### Direction
Search the records that follow and extract every line containing the string "highlighted".

### Data extract
--- Begin ---
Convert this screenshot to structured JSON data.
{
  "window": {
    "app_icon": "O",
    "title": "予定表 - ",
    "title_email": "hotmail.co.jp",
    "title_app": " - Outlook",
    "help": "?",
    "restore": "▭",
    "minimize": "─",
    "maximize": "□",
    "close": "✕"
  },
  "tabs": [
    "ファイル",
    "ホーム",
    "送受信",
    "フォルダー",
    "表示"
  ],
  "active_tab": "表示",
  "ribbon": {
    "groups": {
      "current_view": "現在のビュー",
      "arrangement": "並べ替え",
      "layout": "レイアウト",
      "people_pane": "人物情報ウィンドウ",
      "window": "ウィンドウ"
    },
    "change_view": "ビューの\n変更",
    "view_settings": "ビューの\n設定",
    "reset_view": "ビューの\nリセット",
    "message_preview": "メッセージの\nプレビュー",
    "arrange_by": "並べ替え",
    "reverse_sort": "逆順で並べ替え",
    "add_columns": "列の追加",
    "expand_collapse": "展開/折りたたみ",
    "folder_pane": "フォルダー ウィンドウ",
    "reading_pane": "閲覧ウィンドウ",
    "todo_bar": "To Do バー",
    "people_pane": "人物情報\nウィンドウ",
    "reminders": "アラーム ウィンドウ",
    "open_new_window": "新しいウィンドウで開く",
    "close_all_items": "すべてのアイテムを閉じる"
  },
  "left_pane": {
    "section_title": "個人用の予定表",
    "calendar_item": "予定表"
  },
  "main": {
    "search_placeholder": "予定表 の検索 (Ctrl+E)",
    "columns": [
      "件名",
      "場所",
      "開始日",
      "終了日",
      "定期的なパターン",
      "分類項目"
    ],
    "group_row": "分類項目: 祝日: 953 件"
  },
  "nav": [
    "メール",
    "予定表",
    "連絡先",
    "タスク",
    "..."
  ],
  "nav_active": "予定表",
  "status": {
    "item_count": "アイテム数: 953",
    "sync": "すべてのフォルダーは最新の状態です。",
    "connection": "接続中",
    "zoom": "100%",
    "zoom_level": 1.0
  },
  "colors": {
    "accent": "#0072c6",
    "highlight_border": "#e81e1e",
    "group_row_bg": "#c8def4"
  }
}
--- End ---
--- Begin ---
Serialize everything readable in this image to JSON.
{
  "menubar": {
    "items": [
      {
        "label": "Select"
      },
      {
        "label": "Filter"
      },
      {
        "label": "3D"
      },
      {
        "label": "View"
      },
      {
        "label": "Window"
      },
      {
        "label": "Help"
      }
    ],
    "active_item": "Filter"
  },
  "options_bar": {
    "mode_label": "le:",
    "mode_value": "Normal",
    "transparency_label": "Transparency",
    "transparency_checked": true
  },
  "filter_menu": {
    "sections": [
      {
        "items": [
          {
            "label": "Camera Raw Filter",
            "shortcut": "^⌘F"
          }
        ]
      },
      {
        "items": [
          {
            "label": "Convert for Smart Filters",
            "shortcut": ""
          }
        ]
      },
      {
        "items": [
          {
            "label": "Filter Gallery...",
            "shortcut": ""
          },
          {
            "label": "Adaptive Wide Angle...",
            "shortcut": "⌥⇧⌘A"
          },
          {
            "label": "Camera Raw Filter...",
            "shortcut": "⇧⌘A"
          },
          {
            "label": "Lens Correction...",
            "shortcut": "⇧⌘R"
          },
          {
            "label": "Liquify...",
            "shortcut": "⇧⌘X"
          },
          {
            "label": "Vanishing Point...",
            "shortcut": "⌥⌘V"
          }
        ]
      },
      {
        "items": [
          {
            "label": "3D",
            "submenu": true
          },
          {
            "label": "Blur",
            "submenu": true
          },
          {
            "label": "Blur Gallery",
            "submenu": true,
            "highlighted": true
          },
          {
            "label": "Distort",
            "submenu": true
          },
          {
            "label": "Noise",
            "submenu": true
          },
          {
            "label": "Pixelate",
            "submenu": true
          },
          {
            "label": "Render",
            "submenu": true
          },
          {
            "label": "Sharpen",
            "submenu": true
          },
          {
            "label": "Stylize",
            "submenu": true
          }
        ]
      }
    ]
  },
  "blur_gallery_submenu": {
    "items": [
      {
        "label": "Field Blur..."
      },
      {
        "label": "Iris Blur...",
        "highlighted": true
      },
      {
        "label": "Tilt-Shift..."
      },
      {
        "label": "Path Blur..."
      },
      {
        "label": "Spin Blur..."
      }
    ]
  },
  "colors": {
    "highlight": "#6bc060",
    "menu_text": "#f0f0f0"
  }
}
--- End ---
### The reply
            "highlighted": true
        "highlighted": true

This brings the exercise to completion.